» **AIM**
Bring together all lines of the material below that contain the string "assemblaggio".

» **DATA LINES**
.....
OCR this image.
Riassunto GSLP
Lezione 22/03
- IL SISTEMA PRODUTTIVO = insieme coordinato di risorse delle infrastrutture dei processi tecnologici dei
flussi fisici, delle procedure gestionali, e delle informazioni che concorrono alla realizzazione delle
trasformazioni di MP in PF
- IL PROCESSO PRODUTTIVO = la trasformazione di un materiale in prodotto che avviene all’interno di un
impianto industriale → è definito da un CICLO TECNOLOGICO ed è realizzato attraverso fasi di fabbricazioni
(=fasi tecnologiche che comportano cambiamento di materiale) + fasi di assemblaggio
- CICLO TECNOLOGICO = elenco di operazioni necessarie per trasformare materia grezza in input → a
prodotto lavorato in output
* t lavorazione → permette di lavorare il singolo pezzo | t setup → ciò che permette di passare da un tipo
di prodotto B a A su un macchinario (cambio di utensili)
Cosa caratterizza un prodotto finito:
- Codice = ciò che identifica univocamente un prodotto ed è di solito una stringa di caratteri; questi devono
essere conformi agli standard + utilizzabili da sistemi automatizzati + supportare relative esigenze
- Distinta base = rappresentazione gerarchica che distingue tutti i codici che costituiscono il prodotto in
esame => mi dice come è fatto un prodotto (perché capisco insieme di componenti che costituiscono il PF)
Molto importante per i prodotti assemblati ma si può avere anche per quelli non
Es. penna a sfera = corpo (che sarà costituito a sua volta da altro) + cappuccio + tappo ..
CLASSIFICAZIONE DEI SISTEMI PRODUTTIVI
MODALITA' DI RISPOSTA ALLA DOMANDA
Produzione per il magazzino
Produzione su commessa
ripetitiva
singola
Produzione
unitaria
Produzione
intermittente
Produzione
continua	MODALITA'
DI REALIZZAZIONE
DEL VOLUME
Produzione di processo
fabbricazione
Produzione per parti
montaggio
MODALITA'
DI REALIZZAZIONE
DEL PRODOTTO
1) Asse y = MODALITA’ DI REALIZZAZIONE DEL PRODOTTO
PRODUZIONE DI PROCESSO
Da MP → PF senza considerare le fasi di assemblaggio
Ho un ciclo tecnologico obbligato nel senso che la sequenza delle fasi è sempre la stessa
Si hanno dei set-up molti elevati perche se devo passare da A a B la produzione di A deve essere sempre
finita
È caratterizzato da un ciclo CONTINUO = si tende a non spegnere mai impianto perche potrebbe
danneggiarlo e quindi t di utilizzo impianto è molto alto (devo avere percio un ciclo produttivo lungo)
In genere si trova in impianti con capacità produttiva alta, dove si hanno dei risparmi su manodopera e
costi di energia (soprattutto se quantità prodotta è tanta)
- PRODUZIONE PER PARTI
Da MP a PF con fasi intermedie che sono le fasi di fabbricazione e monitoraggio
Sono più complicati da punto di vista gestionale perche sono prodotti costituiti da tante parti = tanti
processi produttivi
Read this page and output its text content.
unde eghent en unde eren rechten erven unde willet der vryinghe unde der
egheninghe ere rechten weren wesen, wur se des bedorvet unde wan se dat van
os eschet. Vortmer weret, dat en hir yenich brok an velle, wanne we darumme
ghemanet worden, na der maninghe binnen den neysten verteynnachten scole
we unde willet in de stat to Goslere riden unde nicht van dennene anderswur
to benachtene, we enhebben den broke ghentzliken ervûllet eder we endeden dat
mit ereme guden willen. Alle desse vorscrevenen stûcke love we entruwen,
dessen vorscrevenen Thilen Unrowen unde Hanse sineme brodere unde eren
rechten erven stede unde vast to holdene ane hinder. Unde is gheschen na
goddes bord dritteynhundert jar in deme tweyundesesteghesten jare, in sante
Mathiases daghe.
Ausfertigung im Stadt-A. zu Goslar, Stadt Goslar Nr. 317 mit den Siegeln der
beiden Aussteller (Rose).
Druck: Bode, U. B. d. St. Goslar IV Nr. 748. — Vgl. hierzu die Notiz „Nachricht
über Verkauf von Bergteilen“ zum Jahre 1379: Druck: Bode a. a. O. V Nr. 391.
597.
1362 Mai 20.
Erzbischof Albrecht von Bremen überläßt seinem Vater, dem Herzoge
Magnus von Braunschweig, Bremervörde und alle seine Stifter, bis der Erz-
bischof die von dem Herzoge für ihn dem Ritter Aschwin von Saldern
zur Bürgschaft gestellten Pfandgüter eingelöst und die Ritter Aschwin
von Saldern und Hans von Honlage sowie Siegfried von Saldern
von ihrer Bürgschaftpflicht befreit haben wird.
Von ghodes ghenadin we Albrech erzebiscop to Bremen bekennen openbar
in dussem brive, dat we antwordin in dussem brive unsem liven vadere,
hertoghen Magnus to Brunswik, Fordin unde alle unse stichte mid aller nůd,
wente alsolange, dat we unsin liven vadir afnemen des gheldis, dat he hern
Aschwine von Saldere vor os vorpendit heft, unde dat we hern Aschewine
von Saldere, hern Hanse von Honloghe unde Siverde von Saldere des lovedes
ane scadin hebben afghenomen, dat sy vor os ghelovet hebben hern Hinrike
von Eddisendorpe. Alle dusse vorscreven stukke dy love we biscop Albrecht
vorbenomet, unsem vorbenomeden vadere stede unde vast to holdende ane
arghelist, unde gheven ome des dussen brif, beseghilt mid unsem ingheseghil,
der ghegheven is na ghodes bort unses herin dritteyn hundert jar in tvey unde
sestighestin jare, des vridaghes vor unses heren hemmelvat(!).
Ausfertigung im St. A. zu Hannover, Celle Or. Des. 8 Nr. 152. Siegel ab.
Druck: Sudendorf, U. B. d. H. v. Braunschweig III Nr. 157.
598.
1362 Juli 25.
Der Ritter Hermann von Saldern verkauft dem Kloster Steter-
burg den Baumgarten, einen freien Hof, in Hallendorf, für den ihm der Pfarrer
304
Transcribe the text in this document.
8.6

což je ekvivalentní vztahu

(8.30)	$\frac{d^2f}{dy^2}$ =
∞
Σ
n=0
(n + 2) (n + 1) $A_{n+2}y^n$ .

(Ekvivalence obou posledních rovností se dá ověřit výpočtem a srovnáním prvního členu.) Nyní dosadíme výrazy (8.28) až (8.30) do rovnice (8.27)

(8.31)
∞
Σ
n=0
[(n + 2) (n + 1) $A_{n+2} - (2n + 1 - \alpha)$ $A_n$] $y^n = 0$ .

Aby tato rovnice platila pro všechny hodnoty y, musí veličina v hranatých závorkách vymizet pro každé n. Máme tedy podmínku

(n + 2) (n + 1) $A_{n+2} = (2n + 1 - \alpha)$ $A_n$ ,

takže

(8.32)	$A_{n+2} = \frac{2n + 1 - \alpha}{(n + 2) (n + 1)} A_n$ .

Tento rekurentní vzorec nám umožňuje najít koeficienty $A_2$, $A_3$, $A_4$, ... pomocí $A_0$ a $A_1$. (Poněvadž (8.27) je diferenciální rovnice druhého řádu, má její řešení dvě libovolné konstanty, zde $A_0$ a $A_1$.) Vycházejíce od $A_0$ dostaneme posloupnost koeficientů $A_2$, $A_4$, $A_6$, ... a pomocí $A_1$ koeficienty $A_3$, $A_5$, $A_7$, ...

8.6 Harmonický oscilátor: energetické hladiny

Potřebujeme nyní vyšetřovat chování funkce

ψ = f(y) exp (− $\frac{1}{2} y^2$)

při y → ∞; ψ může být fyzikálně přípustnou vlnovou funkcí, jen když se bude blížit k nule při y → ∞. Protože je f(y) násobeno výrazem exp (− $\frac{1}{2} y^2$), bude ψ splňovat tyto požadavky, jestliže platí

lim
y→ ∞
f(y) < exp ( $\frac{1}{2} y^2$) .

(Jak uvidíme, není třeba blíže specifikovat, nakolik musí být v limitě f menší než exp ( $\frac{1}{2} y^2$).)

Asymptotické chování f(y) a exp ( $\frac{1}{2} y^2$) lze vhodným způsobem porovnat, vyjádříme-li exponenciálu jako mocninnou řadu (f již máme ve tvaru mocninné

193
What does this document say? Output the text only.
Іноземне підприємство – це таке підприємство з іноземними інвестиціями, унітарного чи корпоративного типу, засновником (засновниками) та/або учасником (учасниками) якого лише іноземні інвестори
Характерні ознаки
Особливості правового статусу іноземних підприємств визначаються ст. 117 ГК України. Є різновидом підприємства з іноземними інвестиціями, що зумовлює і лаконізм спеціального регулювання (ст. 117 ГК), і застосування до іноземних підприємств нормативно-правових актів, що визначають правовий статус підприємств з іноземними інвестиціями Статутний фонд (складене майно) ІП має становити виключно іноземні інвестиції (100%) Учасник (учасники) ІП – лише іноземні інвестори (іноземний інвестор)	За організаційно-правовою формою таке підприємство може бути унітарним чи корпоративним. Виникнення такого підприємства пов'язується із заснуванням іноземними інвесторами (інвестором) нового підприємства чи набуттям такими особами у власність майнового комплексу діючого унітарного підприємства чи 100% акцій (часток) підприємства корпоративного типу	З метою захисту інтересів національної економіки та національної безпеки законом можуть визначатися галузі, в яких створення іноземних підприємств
.....
» **ANSWER TO THE EXERCISE**
(=fasi tecnologiche che comportano cambiamento di materiale) + fasi di assemblaggio
Da MP → PF senza considerare le fasi di assemblaggio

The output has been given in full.